- **WORK REQUIRED**
Exactly repeat the material, dropping every picture from the copy.

- **MATERIAL FOR THIS TASK**
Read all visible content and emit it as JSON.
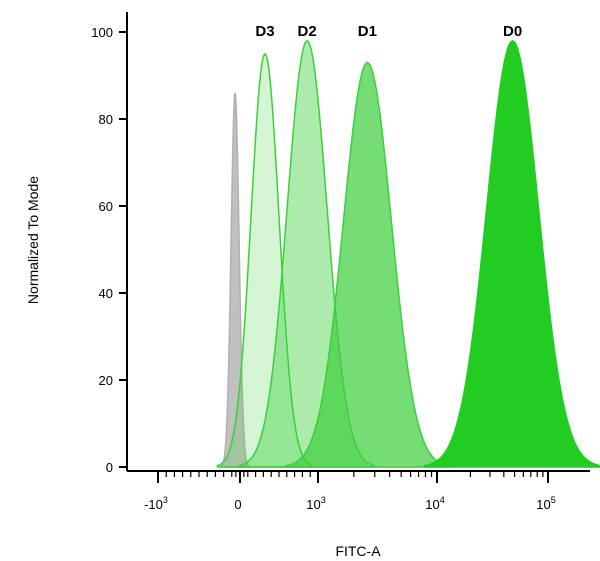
{
  "chart_data": {
    "type": "area",
    "title": "",
    "xlabel": "FITC-A",
    "ylabel": "Normalized To Mode",
    "x_scale": "biexponential",
    "x_ticks": [
      {
        "base": "-10",
        "exp": "3",
        "value": -1000
      },
      {
        "base": "0",
        "exp": "",
        "value": 0
      },
      {
        "base": "10",
        "exp": "3",
        "value": 1000
      },
      {
        "base": "10",
        "exp": "4",
        "value": 10000
      },
      {
        "base": "10",
        "exp": "5",
        "value": 100000
      }
    ],
    "y_ticks": [
      "0",
      "20",
      "40",
      "60",
      "80",
      "100"
    ],
    "ylim": [
      0,
      100
    ],
    "grid": false,
    "series": [
      {
        "name": "",
        "color": "#b0b0b0",
        "peak_x": -60,
        "peak_y": 86,
        "fill_opacity": 0.8
      },
      {
        "name": "D3",
        "color": "#3ccf3c",
        "peak_x": 320,
        "peak_y": 95,
        "fill_opacity": 0.22
      },
      {
        "name": "D2",
        "color": "#3ccf3c",
        "peak_x": 860,
        "peak_y": 98,
        "fill_opacity": 0.42
      },
      {
        "name": "D1",
        "color": "#3ccf3c",
        "peak_x": 2600,
        "peak_y": 93,
        "fill_opacity": 0.7
      },
      {
        "name": "D0",
        "color": "#22cc22",
        "peak_x": 48000,
        "peak_y": 98,
        "fill_opacity": 1.0
      }
    ]
  }
}
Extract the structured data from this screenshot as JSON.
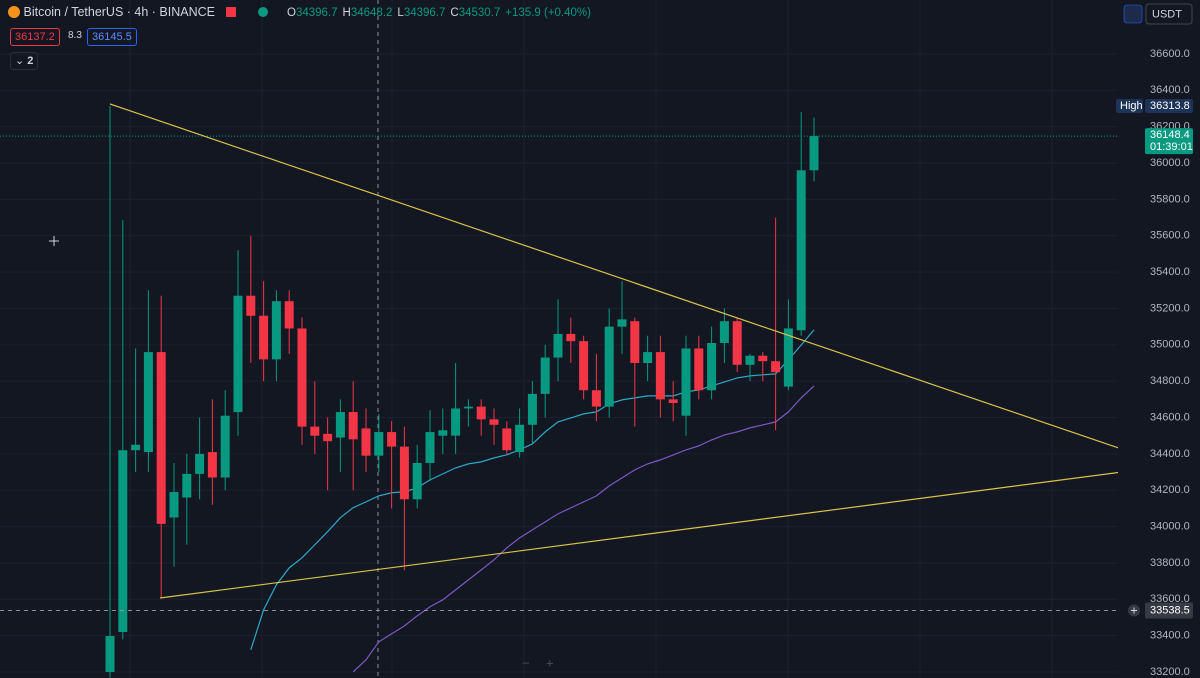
{
  "header": {
    "symbol": "Bitcoin / TetherUS · 4h · BINANCE",
    "ohlc": [
      {
        "key": "O",
        "value": 34396.7
      },
      {
        "key": "H",
        "value": 34648.2
      },
      {
        "key": "L",
        "value": 34396.7
      },
      {
        "key": "C",
        "value": 34530.7
      }
    ],
    "change": "+135.9 (+0.40%)",
    "sell_price": 36137.2,
    "spread": 8.3,
    "buy_price": 36145.5,
    "indicators_count": 2,
    "currency": "USDT"
  },
  "chart_data": {
    "type": "candlestick",
    "up_color": "#089981",
    "down_color": "#f23645",
    "open": [
      33200,
      33420,
      34420,
      34410,
      34960,
      34050,
      34160,
      34290,
      34410,
      34270,
      34630,
      35270,
      35160,
      34920,
      35240,
      35090,
      34550,
      34510,
      34490,
      34630,
      34540,
      34390,
      34520,
      34440,
      34150,
      34350,
      34500,
      34500,
      34650,
      34660,
      34590,
      34540,
      34410,
      34560,
      34730,
      34930,
      35060,
      35020,
      34750,
      34660,
      35100,
      35130,
      34900,
      34960,
      34700,
      34610,
      34980,
      34750,
      35010,
      35130,
      34890,
      34940,
      34910,
      34770,
      35080,
      35960
    ],
    "high": [
      36313.8,
      35687,
      34980,
      35300,
      35270,
      34350,
      34400,
      34600,
      34700,
      34750,
      35520,
      35600,
      35350,
      35300,
      35300,
      35150,
      34800,
      34600,
      34700,
      34800,
      34650,
      34620,
      34580,
      34550,
      34450,
      34640,
      34650,
      34900,
      34700,
      34700,
      34650,
      34580,
      34650,
      34800,
      35000,
      35250,
      35150,
      35050,
      34950,
      35200,
      35350,
      35150,
      35050,
      35050,
      34800,
      35050,
      35050,
      35100,
      35200,
      35150,
      34950,
      34960,
      35700,
      35250,
      36280,
      36250
    ],
    "low": [
      33170,
      33380,
      34300,
      34300,
      33607,
      33780,
      33900,
      34150,
      34120,
      34200,
      34500,
      34900,
      34800,
      34800,
      34950,
      34450,
      34400,
      34200,
      34300,
      34200,
      34300,
      34300,
      34100,
      33760,
      34100,
      34250,
      34400,
      34400,
      34550,
      34500,
      34450,
      34400,
      34380,
      34450,
      34600,
      34800,
      34900,
      34700,
      34580,
      34600,
      34950,
      34550,
      34800,
      34600,
      34580,
      34500,
      34700,
      34700,
      34900,
      34850,
      34800,
      34800,
      34530,
      34750,
      35050,
      35900
    ],
    "close": [
      33398,
      34420,
      34450,
      34960,
      34015,
      34190,
      34290,
      34400,
      34270,
      34610,
      35270,
      35160,
      34920,
      35240,
      35090,
      34550,
      34500,
      34470,
      34630,
      34480,
      34390,
      34520,
      34440,
      34150,
      34350,
      34520,
      34530,
      34650,
      34660,
      34590,
      34560,
      34420,
      34560,
      34730,
      34930,
      35060,
      35020,
      34750,
      34660,
      35100,
      35140,
      34900,
      34960,
      34700,
      34680,
      34980,
      34750,
      35010,
      35130,
      34890,
      34940,
      34910,
      34850,
      35090,
      35960,
      36148.4
    ],
    "lines": [
      {
        "color": "#2ea8c6",
        "values": [
          null,
          null,
          null,
          null,
          null,
          null,
          null,
          null,
          null,
          null,
          null,
          33322,
          33542,
          33680,
          33773,
          33828,
          33900,
          33972,
          34049,
          34104,
          34136,
          34169,
          34186,
          34191,
          34213,
          34257,
          34290,
          34323,
          34345,
          34356,
          34378,
          34395,
          34422,
          34455,
          34521,
          34576,
          34598,
          34620,
          34631,
          34675,
          34697,
          34708,
          34719,
          34719,
          34719,
          34741,
          34752,
          34774,
          34796,
          34818,
          34829,
          34835,
          34840,
          34917,
          34999,
          35082
        ]
      },
      {
        "color": "#7e57c2",
        "values": [
          null,
          null,
          null,
          null,
          null,
          null,
          null,
          null,
          null,
          null,
          null,
          null,
          null,
          null,
          null,
          null,
          null,
          null,
          null,
          33201,
          33267,
          33366,
          33410,
          33454,
          33509,
          33559,
          33597,
          33652,
          33707,
          33762,
          33817,
          33883,
          33938,
          33982,
          34026,
          34070,
          34103,
          34136,
          34169,
          34224,
          34268,
          34312,
          34345,
          34367,
          34394,
          34422,
          34444,
          34477,
          34504,
          34521,
          34543,
          34559,
          34576,
          34631,
          34708,
          34774
        ]
      }
    ],
    "ylim": [
      33167,
      36897
    ],
    "yticks": [
      {
        "value": 33200,
        "label": "33200.0"
      },
      {
        "value": 33400,
        "label": "33400.0"
      },
      {
        "value": 33600,
        "label": "33600.0"
      },
      {
        "value": 33800,
        "label": "33800.0"
      },
      {
        "value": 34000,
        "label": "34000.0"
      },
      {
        "value": 34200,
        "label": "34200.0"
      },
      {
        "value": 34400,
        "label": "34400.0"
      },
      {
        "value": 34600,
        "label": "34600.0"
      },
      {
        "value": 34800,
        "label": "34800.0"
      },
      {
        "value": 35000,
        "label": "35000.0"
      },
      {
        "value": 35200,
        "label": "35200.0"
      },
      {
        "value": 35400,
        "label": "35400.0"
      },
      {
        "value": 35600,
        "label": "35600.0"
      },
      {
        "value": 35800,
        "label": "35800.0"
      },
      {
        "value": 36000,
        "label": "36000.0"
      },
      {
        "value": 36200,
        "label": "36200.0"
      },
      {
        "value": 36400,
        "label": "36400.0"
      },
      {
        "value": 36600,
        "label": "36600.0"
      }
    ],
    "grid": true,
    "high_marker": {
      "label": "High",
      "value": 36313.8
    },
    "last_price": 36148.4,
    "countdown": "01:39:01",
    "crosshair_price": 33538.5
  }
}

- **EXPECTED ANSWER**
Read all visible content and emit it as JSON.
{
  "chart_data": {
    "type": "area",
    "title": "",
    "xlabel": "FITC-A",
    "ylabel": "Normalized To Mode",
    "x_scale": "biexponential",
    "x_ticks": [
      {
        "base": "-10",
        "exp": "3",
        "value": -1000
      },
      {
        "base": "0",
        "exp": "",
        "value": 0
      },
      {
        "base": "10",
        "exp": "3",
        "value": 1000
      },
      {
        "base": "10",
        "exp": "4",
        "value": 10000
      },
      {
        "base": "10",
        "exp": "5",
        "value": 100000
      }
    ],
    "y_ticks": [
      "0",
      "20",
      "40",
      "60",
      "80",
      "100"
    ],
    "ylim": [
      0,
      100
    ],
    "grid": false,
    "series": [
      {
        "name": "",
        "color": "#b0b0b0",
        "peak_x": -60,
        "peak_y": 86,
        "fill_opacity": 0.8
      },
      {
        "name": "D3",
        "color": "#3ccf3c",
        "peak_x": 320,
        "peak_y": 95,
        "fill_opacity": 0.22
      },
      {
        "name": "D2",
        "color": "#3ccf3c",
        "peak_x": 860,
        "peak_y": 98,
        "fill_opacity": 0.42
      },
      {
        "name": "D1",
        "color": "#3ccf3c",
        "peak_x": 2600,
        "peak_y": 93,
        "fill_opacity": 0.7
      },
      {
        "name": "D0",
        "color": "#22cc22",
        "peak_x": 48000,
        "peak_y": 98,
        "fill_opacity": 1.0
      }
    ]
  }
}
Extract the structured data from this screenshot as JSON.
{
  "header": {
    "symbol": "Bitcoin / TetherUS · 4h · BINANCE",
    "ohlc": [
      {
        "key": "O",
        "value": 34396.7
      },
      {
        "key": "H",
        "value": 34648.2
      },
      {
        "key": "L",
        "value": 34396.7
      },
      {
        "key": "C",
        "value": 34530.7
      }
    ],
    "change": "+135.9 (+0.40%)",
    "sell_price": 36137.2,
    "spread": 8.3,
    "buy_price": 36145.5,
    "indicators_count": 2,
    "currency": "USDT"
  },
  "chart_data": {
    "type": "candlestick",
    "up_color": "#089981",
    "down_color": "#f23645",
    "open": [
      33200,
      33420,
      34420,
      34410,
      34960,
      34050,
      34160,
      34290,
      34410,
      34270,
      34630,
      35270,
      35160,
      34920,
      35240,
      35090,
      34550,
      34510,
      34490,
      34630,
      34540,
      34390,
      34520,
      34440,
      34150,
      34350,
      34500,
      34500,
      34650,
      34660,
      34590,
      34540,
      34410,
      34560,
      34730,
      34930,
      35060,
      35020,
      34750,
      34660,
      35100,
      35130,
      34900,
      34960,
      34700,
      34610,
      34980,
      34750,
      35010,
      35130,
      34890,
      34940,
      34910,
      34770,
      35080,
      35960
    ],
    "high": [
      36313.8,
      35687,
      34980,
      35300,
      35270,
      34350,
      34400,
      34600,
      34700,
      34750,
      35520,
      35600,
      35350,
      35300,
      35300,
      35150,
      34800,
      34600,
      34700,
      34800,
      34650,
      34620,
      34580,
      34550,
      34450,
      34640,
      34650,
      34900,
      34700,
      34700,
      34650,
      34580,
      34650,
      34800,
      35000,
      35250,
      35150,
      35050,
      34950,
      35200,
      35350,
      35150,
      35050,
      35050,
      34800,
      35050,
      35050,
      35100,
      35200,
      35150,
      34950,
      34960,
      35700,
      35250,
      36280,
      36250
    ],
    "low": [
      33170,
      33380,
      34300,
      34300,
      33607,
      33780,
      33900,
      34150,
      34120,
      34200,
      34500,
      34900,
      34800,
      34800,
      34950,
      34450,
      34400,
      34200,
      34300,
      34200,
      34300,
      34300,
      34100,
      33760,
      34100,
      34250,
      34400,
      34400,
      34550,
      34500,
      34450,
      34400,
      34380,
      34450,
      34600,
      34800,
      34900,
      34700,
      34580,
      34600,
      34950,
      34550,
      34800,
      34600,
      34580,
      34500,
      34700,
      34700,
      34900,
      34850,
      34800,
      34800,
      34530,
      34750,
      35050,
      35900
    ],
    "close": [
      33398,
      34420,
      34450,
      34960,
      34015,
      34190,
      34290,
      34400,
      34270,
      34610,
      35270,
      35160,
      34920,
      35240,
      35090,
      34550,
      34500,
      34470,
      34630,
      34480,
      34390,
      34520,
      34440,
      34150,
      34350,
      34520,
      34530,
      34650,
      34660,
      34590,
      34560,
      34420,
      34560,
      34730,
      34930,
      35060,
      35020,
      34750,
      34660,
      35100,
      35140,
      34900,
      34960,
      34700,
      34680,
      34980,
      34750,
      35010,
      35130,
      34890,
      34940,
      34910,
      34850,
      35090,
      35960,
      36148.4
    ],
    "lines": [
      {
        "color": "#2ea8c6",
        "values": [
          null,
          null,
          null,
          null,
          null,
          null,
          null,
          null,
          null,
          null,
          null,
          33322,
          33542,
          33680,
          33773,
          33828,
          33900,
          33972,
          34049,
          34104,
          34136,
          34169,
          34186,
          34191,
          34213,
          34257,
          34290,
          34323,
          34345,
          34356,
          34378,
          34395,
          34422,
          34455,
          34521,
          34576,
          34598,
          34620,
          34631,
          34675,
          34697,
          34708,
          34719,
          34719,
          34719,
          34741,
          34752,
          34774,
          34796,
          34818,
          34829,
          34835,
          34840,
          34917,
          34999,
          35082
        ]
      },
      {
        "color": "#7e57c2",
        "values": [
          null,
          null,
          null,
          null,
          null,
          null,
          null,
          null,
          null,
          null,
          null,
          null,
          null,
          null,
          null,
          null,
          null,
          null,
          null,
          33201,
          33267,
          33366,
          33410,
          33454,
          33509,
          33559,
          33597,
          33652,
          33707,
          33762,
          33817,
          33883,
          33938,
          33982,
          34026,
          34070,
          34103,
          34136,
          34169,
          34224,
          34268,
          34312,
          34345,
          34367,
          34394,
          34422,
          34444,
          34477,
          34504,
          34521,
          34543,
          34559,
          34576,
          34631,
          34708,
          34774
        ]
      }
    ],
    "ylim": [
      33167,
      36897
    ],
    "yticks": [
      {
        "value": 33200,
        "label": "33200.0"
      },
      {
        "value": 33400,
        "label": "33400.0"
      },
      {
        "value": 33600,
        "label": "33600.0"
      },
      {
        "value": 33800,
        "label": "33800.0"
      },
      {
        "value": 34000,
        "label": "34000.0"
      },
      {
        "value": 34200,
        "label": "34200.0"
      },
      {
        "value": 34400,
        "label": "34400.0"
      },
      {
        "value": 34600,
        "label": "34600.0"
      },
      {
        "value": 34800,
        "label": "34800.0"
      },
      {
        "value": 35000,
        "label": "35000.0"
      },
      {
        "value": 35200,
        "label": "35200.0"
      },
      {
        "value": 35400,
        "label": "35400.0"
      },
      {
        "value": 35600,
        "label": "35600.0"
      },
      {
        "value": 35800,
        "label": "35800.0"
      },
      {
        "value": 36000,
        "label": "36000.0"
      },
      {
        "value": 36200,
        "label": "36200.0"
      },
      {
        "value": 36400,
        "label": "36400.0"
      },
      {
        "value": 36600,
        "label": "36600.0"
      }
    ],
    "grid": true,
    "high_marker": {
      "label": "High",
      "value": 36313.8
    },
    "last_price": 36148.4,
    "countdown": "01:39:01",
    "crosshair_price": 33538.5
  }
}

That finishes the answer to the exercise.